§ **Problem details**:
Gather the lines below that include the string "Omar", copying each in full.

§ **Entries from a dataset**:
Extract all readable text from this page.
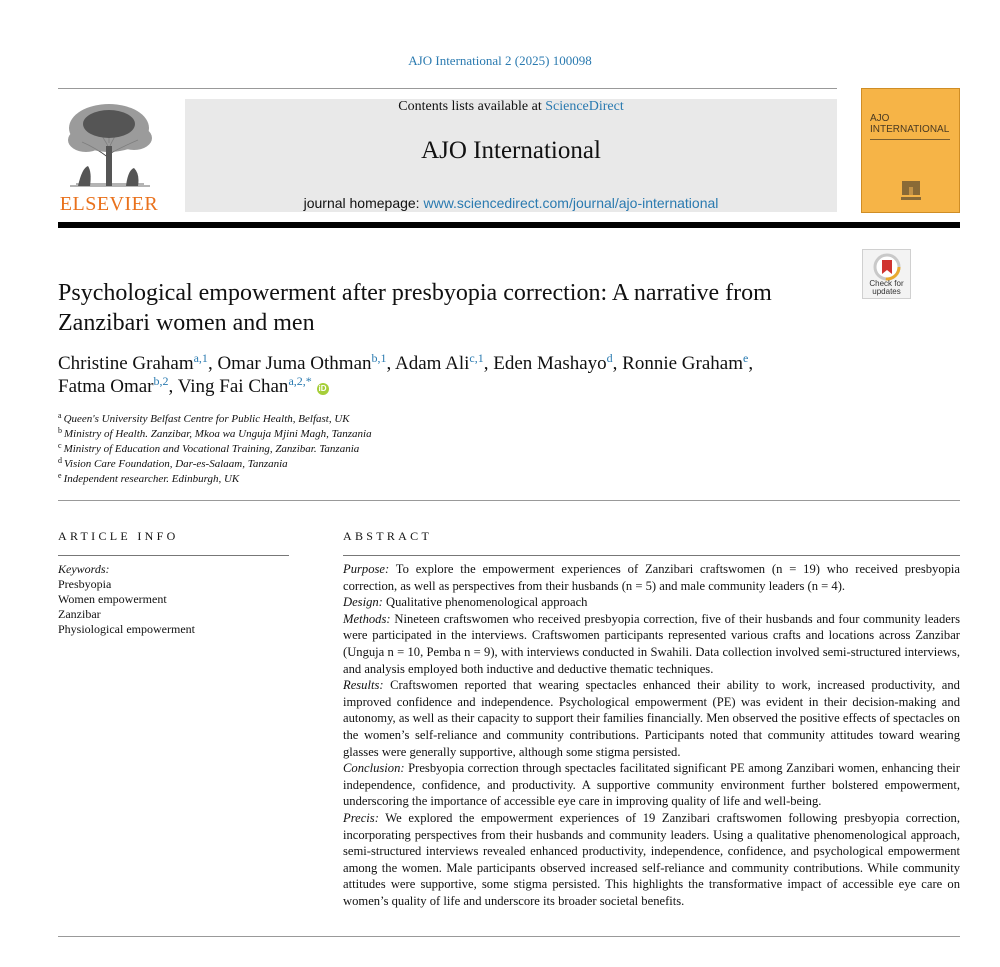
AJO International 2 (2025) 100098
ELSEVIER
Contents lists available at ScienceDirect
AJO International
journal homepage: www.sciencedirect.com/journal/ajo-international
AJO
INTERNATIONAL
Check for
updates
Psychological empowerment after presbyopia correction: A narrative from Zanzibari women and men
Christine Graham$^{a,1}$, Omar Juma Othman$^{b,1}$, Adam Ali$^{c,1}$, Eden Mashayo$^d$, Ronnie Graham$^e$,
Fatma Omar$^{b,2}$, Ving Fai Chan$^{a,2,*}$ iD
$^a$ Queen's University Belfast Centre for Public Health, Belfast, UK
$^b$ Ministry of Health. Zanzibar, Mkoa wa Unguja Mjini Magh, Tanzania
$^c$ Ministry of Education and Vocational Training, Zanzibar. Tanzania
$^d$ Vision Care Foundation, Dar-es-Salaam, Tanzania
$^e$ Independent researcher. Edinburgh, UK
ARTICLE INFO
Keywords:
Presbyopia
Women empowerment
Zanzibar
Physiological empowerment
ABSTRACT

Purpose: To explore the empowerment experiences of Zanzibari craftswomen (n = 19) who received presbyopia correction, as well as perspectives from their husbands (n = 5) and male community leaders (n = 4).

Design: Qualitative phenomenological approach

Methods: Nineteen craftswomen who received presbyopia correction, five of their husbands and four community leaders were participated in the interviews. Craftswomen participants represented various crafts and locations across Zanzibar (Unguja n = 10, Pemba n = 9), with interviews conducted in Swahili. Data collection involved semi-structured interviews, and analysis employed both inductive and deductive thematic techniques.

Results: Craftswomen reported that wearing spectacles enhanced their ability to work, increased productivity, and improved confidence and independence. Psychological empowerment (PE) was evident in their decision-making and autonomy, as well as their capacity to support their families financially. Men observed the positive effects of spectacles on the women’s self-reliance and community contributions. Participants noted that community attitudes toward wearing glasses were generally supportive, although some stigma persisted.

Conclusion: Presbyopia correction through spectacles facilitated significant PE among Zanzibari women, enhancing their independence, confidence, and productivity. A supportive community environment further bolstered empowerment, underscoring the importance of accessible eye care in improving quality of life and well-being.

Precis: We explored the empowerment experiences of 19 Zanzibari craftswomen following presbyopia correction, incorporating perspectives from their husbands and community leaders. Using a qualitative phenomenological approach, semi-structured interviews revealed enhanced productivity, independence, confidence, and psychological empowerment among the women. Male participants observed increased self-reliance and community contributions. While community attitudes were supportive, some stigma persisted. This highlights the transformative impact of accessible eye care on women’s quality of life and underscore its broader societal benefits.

==

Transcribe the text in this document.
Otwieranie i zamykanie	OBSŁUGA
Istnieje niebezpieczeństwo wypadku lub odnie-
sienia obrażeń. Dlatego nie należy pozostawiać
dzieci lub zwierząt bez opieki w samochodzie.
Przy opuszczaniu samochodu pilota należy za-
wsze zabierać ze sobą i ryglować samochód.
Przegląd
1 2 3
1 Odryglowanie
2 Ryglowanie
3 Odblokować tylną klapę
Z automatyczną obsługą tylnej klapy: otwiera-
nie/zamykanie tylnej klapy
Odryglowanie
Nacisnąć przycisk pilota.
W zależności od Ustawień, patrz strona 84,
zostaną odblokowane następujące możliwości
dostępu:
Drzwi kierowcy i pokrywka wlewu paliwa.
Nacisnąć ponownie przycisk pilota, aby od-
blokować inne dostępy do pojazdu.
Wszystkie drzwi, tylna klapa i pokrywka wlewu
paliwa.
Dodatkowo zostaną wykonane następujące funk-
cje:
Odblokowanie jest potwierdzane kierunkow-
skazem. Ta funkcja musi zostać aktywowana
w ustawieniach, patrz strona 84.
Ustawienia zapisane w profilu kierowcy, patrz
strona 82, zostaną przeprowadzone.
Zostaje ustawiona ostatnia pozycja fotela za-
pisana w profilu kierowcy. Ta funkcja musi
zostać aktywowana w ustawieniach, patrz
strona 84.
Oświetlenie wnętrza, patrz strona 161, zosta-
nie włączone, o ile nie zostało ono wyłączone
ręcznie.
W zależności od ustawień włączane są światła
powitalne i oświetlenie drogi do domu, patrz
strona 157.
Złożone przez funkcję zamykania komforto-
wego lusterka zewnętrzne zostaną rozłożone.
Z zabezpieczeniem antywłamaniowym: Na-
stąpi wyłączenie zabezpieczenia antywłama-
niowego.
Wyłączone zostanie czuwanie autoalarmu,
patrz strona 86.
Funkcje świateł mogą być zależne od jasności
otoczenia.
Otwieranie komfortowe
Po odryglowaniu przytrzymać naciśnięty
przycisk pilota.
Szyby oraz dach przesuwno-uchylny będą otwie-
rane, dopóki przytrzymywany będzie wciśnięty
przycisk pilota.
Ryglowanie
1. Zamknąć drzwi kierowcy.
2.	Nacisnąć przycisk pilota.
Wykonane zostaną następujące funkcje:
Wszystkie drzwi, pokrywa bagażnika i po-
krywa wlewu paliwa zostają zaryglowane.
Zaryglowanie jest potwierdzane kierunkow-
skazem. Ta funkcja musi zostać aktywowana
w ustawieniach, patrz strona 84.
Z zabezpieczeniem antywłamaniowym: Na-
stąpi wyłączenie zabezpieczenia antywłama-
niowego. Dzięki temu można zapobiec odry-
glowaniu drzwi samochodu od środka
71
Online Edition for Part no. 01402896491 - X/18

==

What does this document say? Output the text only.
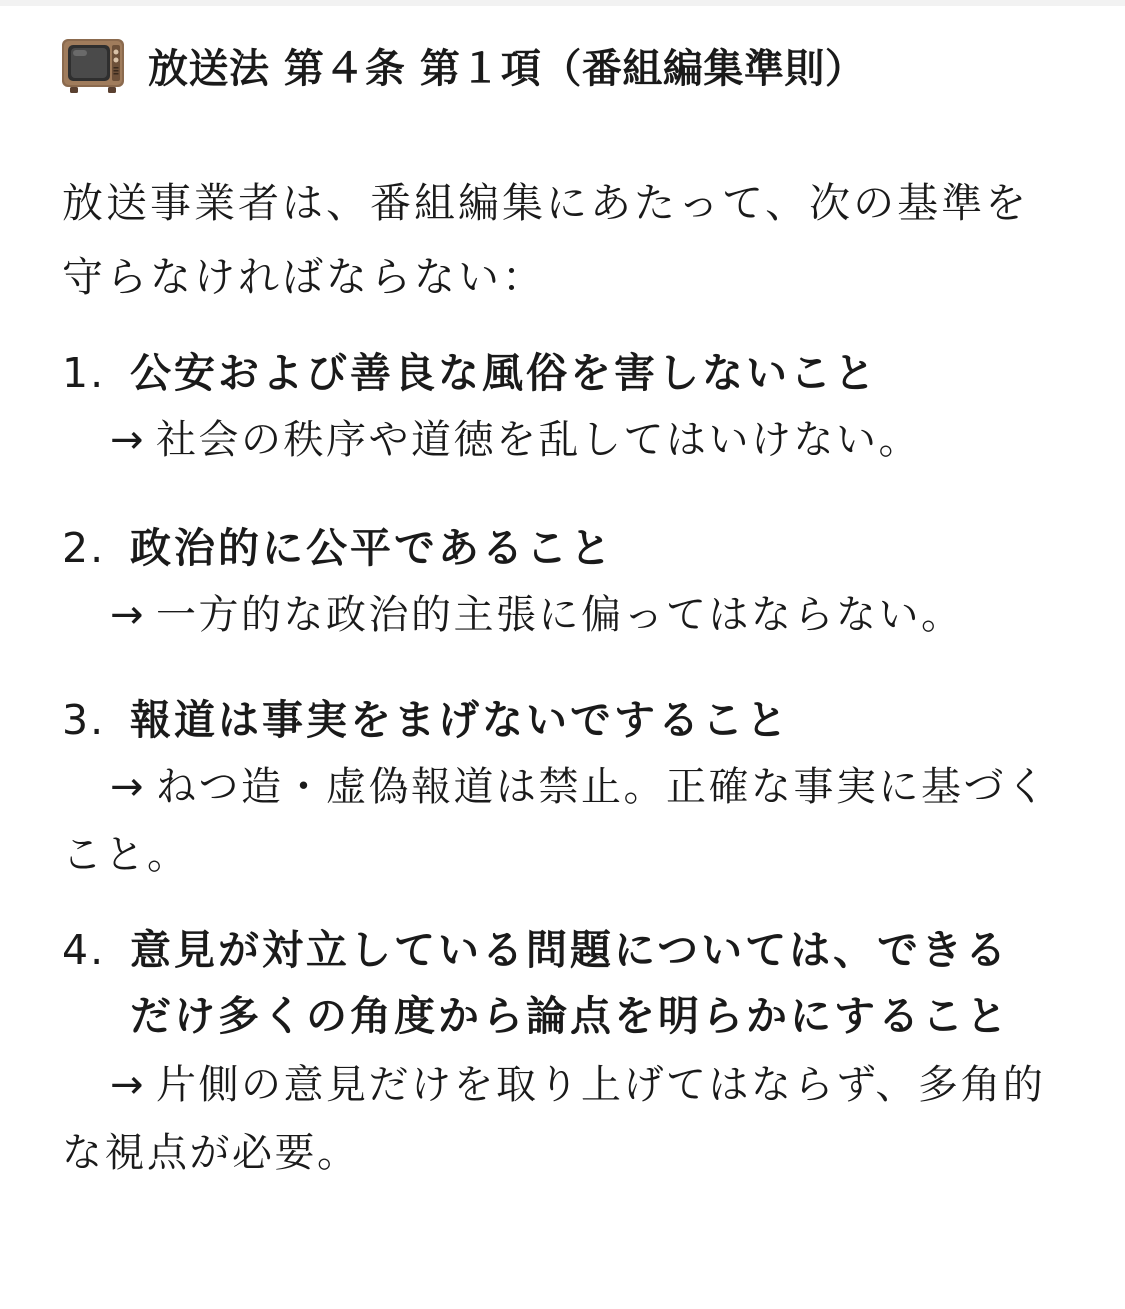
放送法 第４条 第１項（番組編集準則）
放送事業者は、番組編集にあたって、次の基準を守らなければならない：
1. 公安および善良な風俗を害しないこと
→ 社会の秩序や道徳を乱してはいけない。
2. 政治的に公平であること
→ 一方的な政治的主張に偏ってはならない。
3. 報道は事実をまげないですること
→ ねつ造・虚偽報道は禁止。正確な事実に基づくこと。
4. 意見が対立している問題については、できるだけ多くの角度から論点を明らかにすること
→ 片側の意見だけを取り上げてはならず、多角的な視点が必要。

§ **Written response**:
Christine Graham$^{a,1}$, Omar Juma Othman$^{b,1}$, Adam Ali$^{c,1}$, Eden Mashayo$^d$, Ronnie Graham$^e$,
Fatma Omar$^{b,2}$, Ving Fai Chan$^{a,2,*}$ iD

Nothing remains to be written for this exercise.